DATA LINES:
»»

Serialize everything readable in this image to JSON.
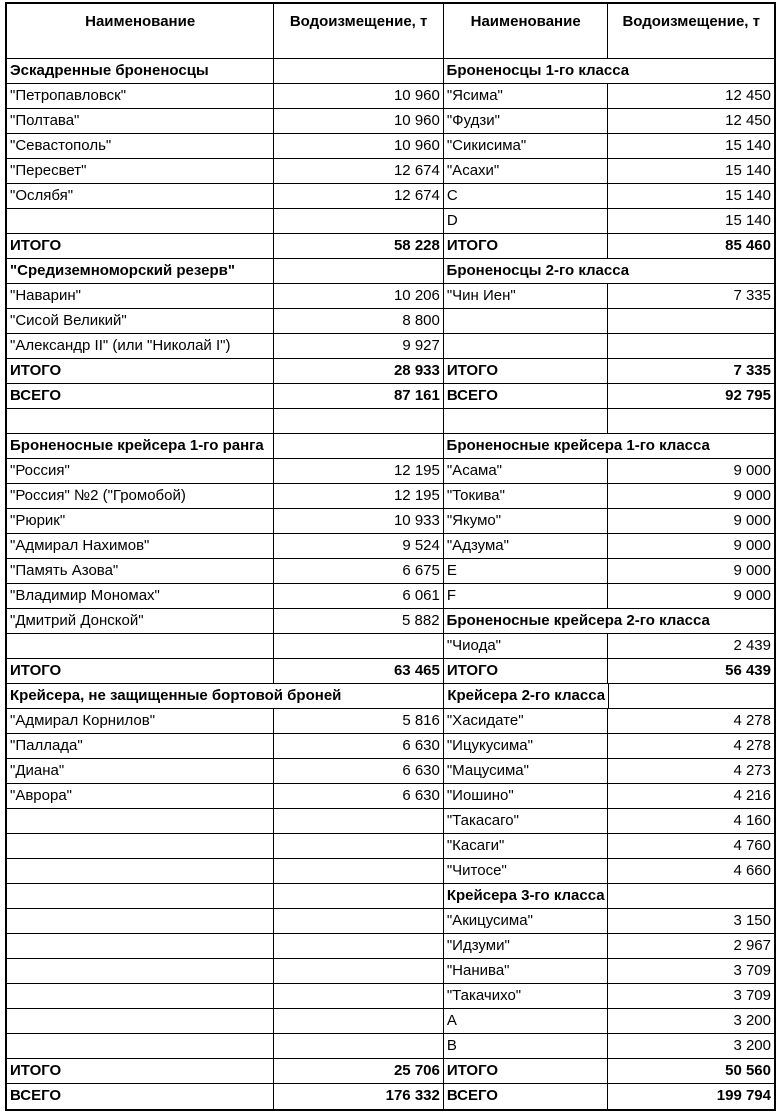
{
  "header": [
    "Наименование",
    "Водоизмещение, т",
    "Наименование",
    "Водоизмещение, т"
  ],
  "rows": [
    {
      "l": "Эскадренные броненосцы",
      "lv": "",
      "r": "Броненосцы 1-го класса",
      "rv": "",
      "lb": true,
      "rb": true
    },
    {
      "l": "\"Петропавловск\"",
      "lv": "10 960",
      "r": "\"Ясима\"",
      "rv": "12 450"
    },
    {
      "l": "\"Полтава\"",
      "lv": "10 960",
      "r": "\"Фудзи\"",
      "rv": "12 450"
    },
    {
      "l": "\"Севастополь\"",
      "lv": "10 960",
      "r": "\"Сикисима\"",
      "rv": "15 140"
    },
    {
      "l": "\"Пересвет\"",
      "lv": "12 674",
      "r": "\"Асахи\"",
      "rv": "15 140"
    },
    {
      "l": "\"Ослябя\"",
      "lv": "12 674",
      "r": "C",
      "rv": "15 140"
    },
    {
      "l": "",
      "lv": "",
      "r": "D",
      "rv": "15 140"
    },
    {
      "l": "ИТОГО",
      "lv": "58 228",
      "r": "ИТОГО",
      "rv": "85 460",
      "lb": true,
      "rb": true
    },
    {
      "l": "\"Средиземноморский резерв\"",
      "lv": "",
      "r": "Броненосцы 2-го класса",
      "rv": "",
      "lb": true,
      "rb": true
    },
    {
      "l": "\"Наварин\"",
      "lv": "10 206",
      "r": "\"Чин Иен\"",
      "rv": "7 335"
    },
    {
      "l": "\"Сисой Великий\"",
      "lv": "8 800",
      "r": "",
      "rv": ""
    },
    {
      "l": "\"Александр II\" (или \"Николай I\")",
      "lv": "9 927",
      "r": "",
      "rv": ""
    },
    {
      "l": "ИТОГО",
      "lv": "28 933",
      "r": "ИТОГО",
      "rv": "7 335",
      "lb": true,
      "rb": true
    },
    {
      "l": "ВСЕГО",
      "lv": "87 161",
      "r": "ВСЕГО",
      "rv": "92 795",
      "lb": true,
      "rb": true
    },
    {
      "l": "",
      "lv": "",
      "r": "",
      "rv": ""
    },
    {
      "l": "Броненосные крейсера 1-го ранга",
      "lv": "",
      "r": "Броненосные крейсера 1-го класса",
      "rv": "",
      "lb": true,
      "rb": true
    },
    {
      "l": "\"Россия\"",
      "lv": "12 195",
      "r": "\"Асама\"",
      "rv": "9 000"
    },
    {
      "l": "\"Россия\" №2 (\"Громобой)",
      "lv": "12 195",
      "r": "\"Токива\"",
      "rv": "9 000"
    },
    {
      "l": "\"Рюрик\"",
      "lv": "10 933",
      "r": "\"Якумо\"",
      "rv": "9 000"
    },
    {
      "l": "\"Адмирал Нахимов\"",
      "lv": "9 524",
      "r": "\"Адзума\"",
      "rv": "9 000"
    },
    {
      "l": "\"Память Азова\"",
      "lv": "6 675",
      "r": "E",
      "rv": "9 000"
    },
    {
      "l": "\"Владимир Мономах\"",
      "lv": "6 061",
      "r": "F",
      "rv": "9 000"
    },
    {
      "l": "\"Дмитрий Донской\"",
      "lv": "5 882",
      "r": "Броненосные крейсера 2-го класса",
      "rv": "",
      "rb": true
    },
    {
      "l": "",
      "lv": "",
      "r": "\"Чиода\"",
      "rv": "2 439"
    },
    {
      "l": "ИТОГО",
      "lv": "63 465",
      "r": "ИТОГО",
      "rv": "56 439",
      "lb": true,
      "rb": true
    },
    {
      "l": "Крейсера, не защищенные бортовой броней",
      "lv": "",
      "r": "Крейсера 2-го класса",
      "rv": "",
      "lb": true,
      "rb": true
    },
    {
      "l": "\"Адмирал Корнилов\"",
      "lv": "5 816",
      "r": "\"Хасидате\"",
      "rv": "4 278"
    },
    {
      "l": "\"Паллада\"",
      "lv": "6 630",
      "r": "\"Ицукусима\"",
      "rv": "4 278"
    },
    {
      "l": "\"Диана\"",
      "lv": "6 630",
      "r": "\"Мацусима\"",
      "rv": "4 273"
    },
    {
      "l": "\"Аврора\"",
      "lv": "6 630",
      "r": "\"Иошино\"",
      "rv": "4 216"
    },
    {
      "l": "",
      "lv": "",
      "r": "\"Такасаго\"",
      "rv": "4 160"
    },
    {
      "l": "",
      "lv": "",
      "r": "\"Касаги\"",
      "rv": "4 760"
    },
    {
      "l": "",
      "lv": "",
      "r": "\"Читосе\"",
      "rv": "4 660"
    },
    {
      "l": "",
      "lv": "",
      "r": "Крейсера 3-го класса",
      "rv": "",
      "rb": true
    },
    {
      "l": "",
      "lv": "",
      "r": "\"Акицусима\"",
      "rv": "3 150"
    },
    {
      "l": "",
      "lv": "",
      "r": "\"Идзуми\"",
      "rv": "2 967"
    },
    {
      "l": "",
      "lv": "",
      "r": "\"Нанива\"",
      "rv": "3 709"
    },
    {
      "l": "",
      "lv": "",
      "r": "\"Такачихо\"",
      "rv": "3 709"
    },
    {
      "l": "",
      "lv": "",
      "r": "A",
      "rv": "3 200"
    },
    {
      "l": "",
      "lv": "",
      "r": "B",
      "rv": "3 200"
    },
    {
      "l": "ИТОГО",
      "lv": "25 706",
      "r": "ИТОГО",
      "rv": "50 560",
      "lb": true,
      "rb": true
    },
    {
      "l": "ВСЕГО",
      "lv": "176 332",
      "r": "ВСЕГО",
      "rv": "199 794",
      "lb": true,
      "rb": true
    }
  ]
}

««
»»

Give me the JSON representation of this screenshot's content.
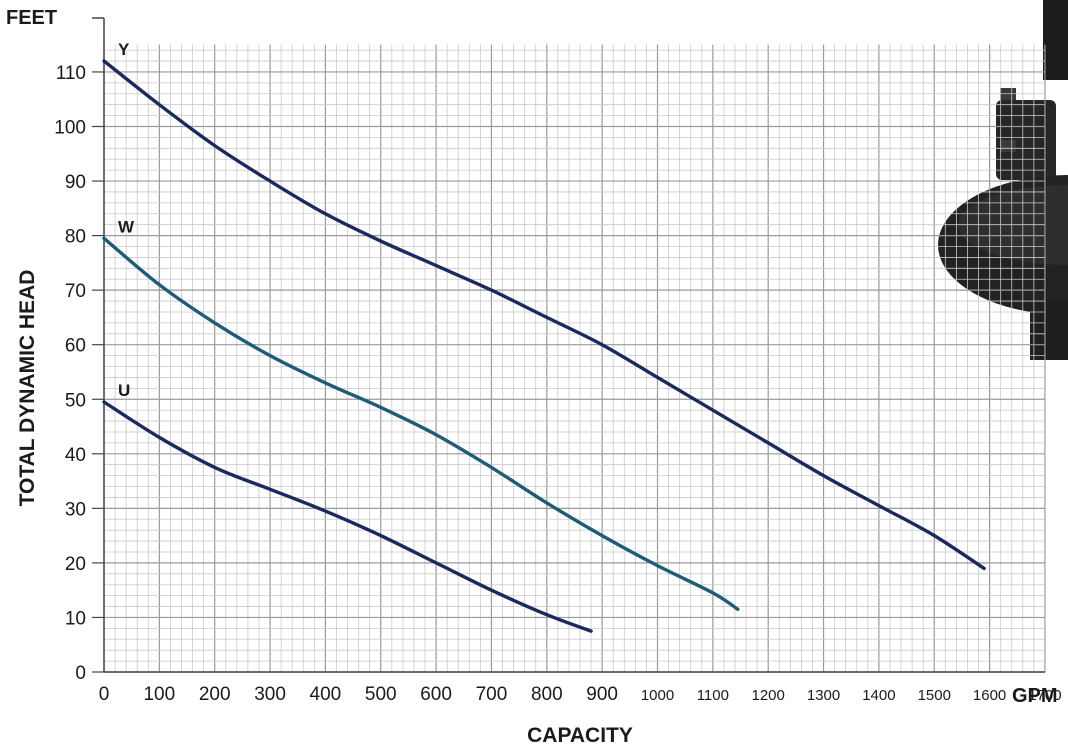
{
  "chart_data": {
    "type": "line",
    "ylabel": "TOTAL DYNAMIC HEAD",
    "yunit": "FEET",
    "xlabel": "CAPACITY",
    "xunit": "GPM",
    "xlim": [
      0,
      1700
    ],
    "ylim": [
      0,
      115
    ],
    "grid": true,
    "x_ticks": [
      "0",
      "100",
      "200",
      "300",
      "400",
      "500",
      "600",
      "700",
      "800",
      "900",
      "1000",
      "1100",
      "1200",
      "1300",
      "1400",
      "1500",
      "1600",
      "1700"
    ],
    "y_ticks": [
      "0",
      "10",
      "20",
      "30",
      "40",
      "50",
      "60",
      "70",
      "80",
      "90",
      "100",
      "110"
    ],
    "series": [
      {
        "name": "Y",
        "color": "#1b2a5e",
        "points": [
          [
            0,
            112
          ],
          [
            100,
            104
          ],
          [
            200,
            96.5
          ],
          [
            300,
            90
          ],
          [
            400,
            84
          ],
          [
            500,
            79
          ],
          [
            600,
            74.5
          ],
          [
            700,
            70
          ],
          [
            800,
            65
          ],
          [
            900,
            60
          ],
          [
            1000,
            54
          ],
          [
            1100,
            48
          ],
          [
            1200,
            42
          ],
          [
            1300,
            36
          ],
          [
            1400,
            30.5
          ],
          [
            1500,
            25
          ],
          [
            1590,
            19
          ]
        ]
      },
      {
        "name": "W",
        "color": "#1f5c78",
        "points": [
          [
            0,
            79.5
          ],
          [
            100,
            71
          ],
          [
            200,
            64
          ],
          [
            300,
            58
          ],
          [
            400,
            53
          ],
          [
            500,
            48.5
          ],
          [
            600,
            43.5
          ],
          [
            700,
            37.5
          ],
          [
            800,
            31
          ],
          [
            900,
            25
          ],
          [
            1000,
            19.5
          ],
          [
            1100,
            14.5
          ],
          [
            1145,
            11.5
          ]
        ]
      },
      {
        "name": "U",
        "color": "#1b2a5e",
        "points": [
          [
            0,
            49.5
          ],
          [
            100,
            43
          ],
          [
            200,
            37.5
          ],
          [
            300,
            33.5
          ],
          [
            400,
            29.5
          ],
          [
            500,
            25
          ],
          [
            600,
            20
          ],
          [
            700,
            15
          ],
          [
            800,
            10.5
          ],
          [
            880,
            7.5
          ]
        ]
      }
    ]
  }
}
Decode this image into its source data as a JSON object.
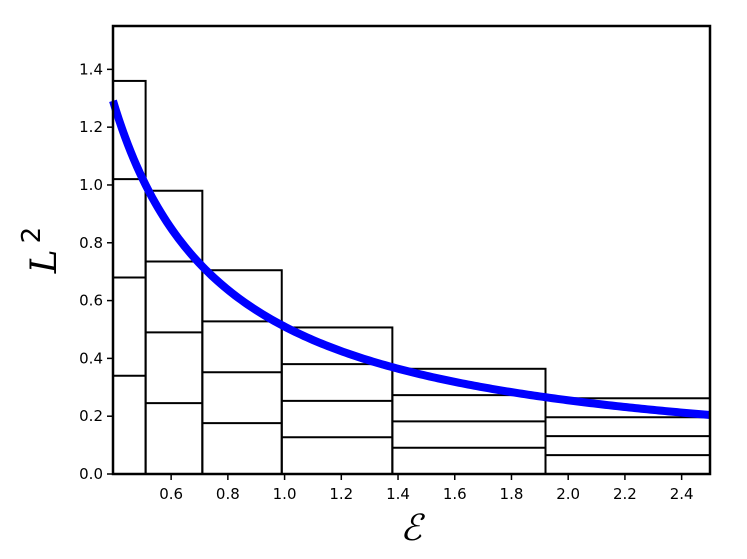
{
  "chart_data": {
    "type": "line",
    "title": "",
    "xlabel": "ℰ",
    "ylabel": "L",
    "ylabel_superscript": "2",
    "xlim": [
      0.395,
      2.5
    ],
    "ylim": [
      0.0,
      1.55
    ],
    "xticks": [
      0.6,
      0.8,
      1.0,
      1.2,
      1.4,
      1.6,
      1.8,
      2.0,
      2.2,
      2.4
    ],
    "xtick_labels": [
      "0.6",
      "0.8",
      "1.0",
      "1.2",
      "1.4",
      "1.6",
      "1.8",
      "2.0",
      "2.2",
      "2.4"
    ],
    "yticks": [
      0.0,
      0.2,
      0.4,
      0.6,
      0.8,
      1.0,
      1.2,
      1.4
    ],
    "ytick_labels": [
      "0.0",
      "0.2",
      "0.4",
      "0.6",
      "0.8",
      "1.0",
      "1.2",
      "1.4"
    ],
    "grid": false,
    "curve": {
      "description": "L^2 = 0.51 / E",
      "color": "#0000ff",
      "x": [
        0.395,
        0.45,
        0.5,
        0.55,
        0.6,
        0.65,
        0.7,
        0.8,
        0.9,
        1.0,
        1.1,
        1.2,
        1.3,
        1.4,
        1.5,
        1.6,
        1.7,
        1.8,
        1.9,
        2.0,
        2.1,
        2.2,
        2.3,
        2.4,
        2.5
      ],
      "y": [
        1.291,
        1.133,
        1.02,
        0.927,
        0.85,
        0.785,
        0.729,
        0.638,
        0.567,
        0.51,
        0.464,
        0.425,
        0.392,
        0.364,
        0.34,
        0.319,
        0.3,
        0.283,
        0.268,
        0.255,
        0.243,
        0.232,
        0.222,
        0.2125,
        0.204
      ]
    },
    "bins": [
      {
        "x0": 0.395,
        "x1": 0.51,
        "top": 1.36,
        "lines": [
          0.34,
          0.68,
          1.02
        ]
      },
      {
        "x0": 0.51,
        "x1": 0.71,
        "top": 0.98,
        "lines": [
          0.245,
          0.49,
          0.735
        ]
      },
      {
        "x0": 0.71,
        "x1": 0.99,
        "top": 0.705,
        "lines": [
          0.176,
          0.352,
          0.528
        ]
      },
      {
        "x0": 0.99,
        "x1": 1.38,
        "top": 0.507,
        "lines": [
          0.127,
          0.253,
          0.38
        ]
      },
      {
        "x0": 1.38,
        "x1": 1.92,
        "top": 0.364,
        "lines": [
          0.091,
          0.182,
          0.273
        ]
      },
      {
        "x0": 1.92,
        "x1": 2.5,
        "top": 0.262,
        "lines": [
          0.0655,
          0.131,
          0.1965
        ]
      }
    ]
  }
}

««

PROBLEM STATEMENT: Where a line of the entries contains the word "color", copy that line.

RESULT:
        "color": "#1b2a5e",
        "color": "#1f5c78",
        "color": "#1b2a5e",
      "color": "#0000ff",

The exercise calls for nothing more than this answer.